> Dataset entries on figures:
-- -- --

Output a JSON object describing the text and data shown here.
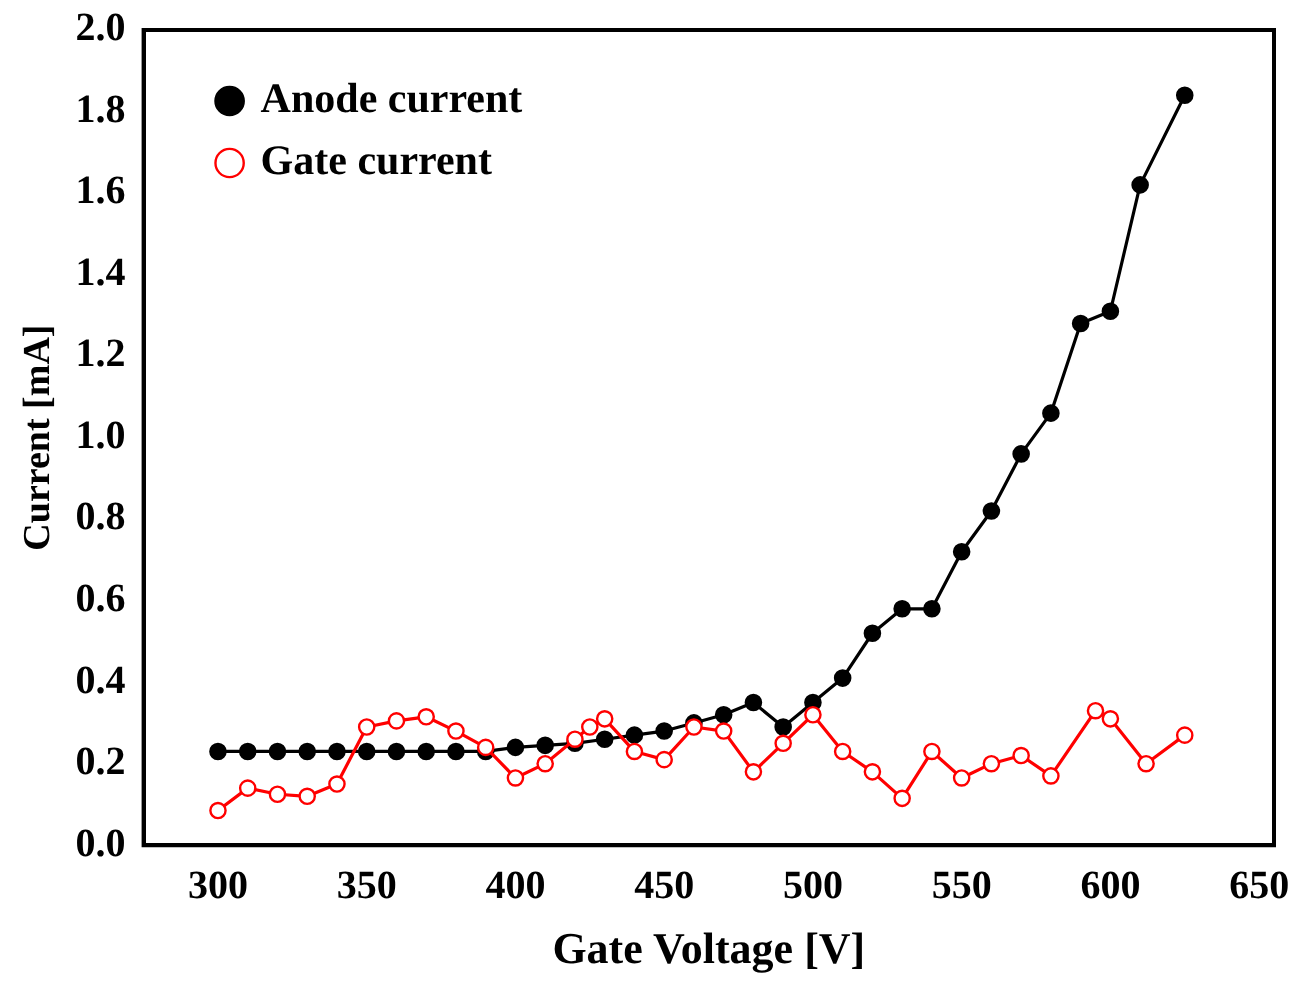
{
  "chart_data": {
    "type": "line",
    "xlabel": "Gate Voltage [V]",
    "ylabel": "Current [mA]",
    "xlim": [
      275,
      655
    ],
    "xticks": [
      300,
      350,
      400,
      450,
      500,
      550,
      600,
      650
    ],
    "ylim": [
      0,
      2
    ],
    "yticks": [
      {
        "value": 0,
        "label": "0.0"
      },
      0.2,
      0.4,
      0.6,
      0.8,
      {
        "value": 1,
        "label": "1.0"
      },
      1.2,
      1.4,
      1.6,
      1.8,
      {
        "value": 2,
        "label": "2.0"
      }
    ],
    "grid": false,
    "legend": "top left",
    "series": [
      {
        "name": "Anode current",
        "color": "#000000",
        "marker": "circle",
        "x": [
          300,
          310,
          320,
          330,
          340,
          350,
          360,
          370,
          380,
          390,
          400,
          410,
          420,
          430,
          440,
          450,
          460,
          470,
          480,
          490,
          500,
          510,
          520,
          530,
          540,
          550,
          560,
          570,
          580,
          590,
          600,
          610,
          625
        ],
        "values": [
          0.23,
          0.23,
          0.23,
          0.23,
          0.23,
          0.23,
          0.23,
          0.23,
          0.23,
          0.23,
          0.24,
          0.245,
          0.25,
          0.26,
          0.27,
          0.28,
          0.3,
          0.32,
          0.35,
          0.29,
          0.35,
          0.41,
          0.52,
          0.58,
          0.58,
          0.72,
          0.82,
          0.96,
          1.06,
          1.28,
          1.31,
          1.62,
          1.84
        ]
      },
      {
        "name": "Gate current",
        "color": "#ff0000",
        "marker": "circle",
        "x": [
          300,
          310,
          320,
          330,
          340,
          350,
          360,
          370,
          380,
          390,
          400,
          410,
          420,
          425,
          430,
          440,
          450,
          460,
          470,
          480,
          490,
          500,
          510,
          520,
          530,
          540,
          550,
          560,
          570,
          580,
          595,
          600,
          612,
          625
        ],
        "values": [
          0.085,
          0.14,
          0.125,
          0.12,
          0.15,
          0.29,
          0.305,
          0.315,
          0.28,
          0.24,
          0.165,
          0.2,
          0.26,
          0.29,
          0.31,
          0.23,
          0.21,
          0.29,
          0.28,
          0.18,
          0.25,
          0.32,
          0.23,
          0.18,
          0.115,
          0.23,
          0.165,
          0.2,
          0.22,
          0.17,
          0.33,
          0.31,
          0.2,
          0.27
        ]
      }
    ]
  }
}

-- -- --

> WHAT THE TASK REQUIRES: Using the entries above, return each line in which the word "Gate" occurs.

> RESPONSE:
    "xlabel": "Gate Voltage [V]",
        "name": "Gate current",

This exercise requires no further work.